- WRITTEN TASK: Lines containing the string "color" are to be counted; report only how many there are.

Stored entries
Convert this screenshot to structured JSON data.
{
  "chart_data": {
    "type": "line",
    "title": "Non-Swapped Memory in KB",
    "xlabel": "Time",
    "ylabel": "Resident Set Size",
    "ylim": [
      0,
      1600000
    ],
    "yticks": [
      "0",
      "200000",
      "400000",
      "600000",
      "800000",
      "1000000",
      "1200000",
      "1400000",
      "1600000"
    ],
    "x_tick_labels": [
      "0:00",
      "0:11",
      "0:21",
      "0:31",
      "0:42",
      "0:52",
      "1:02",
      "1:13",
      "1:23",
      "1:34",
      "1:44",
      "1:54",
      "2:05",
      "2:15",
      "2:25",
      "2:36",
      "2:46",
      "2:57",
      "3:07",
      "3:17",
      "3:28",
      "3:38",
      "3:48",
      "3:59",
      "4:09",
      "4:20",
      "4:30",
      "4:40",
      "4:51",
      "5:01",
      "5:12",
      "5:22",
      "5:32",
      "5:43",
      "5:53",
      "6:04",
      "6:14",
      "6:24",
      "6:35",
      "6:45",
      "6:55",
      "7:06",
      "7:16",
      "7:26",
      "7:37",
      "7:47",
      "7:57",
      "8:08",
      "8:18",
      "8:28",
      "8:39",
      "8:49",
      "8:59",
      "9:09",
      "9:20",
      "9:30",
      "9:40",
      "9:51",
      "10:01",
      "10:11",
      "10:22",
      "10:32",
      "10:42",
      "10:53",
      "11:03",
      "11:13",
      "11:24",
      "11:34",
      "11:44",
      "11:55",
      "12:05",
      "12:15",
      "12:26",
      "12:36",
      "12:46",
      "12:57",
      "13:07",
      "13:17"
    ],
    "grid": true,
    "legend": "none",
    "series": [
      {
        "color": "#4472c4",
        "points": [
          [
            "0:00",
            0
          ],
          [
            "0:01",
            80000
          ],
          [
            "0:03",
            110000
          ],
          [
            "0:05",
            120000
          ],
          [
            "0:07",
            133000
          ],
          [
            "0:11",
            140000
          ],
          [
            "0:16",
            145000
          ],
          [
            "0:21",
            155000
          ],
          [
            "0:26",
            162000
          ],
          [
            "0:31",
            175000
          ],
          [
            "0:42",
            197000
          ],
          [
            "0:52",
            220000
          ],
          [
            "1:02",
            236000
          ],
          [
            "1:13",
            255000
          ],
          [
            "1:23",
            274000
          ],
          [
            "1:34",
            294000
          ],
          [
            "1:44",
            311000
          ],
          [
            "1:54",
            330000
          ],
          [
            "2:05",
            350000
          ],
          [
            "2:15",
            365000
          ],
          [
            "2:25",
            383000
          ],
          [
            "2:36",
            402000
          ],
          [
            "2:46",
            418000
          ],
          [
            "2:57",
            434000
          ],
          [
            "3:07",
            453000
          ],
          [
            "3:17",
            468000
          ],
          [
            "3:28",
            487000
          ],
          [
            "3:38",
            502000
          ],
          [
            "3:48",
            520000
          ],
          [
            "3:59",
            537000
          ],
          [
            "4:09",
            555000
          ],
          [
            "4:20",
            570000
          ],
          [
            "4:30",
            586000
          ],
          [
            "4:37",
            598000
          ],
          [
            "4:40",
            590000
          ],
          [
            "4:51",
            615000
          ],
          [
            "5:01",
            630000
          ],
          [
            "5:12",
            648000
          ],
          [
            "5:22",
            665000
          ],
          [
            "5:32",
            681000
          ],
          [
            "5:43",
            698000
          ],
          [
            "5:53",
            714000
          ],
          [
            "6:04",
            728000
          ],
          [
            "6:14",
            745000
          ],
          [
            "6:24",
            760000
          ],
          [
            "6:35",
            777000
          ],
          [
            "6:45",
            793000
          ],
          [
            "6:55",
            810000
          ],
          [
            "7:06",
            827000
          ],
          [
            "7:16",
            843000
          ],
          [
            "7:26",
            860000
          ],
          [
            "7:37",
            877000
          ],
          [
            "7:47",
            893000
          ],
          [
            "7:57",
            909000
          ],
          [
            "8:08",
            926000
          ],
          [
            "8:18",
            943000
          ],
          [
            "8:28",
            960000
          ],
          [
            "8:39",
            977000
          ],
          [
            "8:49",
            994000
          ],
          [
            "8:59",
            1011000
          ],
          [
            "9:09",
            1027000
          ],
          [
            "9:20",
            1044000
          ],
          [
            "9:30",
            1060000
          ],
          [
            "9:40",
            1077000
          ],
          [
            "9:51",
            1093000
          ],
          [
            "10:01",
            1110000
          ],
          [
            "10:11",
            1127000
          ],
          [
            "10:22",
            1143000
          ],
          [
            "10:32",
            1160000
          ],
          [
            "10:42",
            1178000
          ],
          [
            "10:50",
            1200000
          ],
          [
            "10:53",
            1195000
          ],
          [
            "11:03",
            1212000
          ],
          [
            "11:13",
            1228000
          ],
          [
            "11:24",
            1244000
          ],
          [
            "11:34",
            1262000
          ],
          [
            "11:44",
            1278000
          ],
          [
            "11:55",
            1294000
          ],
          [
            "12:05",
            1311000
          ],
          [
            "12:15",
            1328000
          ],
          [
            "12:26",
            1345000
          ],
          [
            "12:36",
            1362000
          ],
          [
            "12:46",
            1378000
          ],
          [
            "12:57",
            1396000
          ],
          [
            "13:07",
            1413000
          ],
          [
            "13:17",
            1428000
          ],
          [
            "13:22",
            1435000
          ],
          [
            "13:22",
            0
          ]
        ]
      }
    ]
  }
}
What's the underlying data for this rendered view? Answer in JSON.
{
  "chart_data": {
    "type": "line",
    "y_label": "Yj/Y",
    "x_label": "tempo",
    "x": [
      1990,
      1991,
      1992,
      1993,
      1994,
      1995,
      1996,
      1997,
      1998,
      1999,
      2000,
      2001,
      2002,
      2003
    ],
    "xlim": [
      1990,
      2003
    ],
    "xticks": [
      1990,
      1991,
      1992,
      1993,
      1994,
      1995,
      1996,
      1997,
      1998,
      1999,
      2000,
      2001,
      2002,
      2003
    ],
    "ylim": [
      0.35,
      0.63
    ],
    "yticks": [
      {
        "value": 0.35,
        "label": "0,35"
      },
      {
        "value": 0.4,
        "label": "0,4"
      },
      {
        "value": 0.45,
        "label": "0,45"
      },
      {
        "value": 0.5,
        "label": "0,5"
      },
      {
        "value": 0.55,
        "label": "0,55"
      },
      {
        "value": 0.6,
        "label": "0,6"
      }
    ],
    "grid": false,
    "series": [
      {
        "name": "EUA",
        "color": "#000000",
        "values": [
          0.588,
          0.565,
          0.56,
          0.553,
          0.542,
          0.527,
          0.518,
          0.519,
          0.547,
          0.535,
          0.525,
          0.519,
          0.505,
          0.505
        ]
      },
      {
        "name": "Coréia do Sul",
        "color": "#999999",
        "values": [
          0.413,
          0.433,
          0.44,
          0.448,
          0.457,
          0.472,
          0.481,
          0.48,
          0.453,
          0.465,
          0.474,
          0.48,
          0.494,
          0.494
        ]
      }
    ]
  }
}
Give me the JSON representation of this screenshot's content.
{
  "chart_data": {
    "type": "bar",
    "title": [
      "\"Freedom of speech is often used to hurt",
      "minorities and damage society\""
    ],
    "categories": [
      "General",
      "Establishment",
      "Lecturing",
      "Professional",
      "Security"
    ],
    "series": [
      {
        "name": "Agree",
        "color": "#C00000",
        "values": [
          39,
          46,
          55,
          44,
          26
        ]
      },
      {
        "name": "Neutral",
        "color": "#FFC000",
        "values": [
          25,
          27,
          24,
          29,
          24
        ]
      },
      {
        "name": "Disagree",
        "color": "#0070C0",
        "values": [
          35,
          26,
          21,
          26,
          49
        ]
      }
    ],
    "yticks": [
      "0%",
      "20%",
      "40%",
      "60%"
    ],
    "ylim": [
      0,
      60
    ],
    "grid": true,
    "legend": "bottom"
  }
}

- TASK RESULT: 6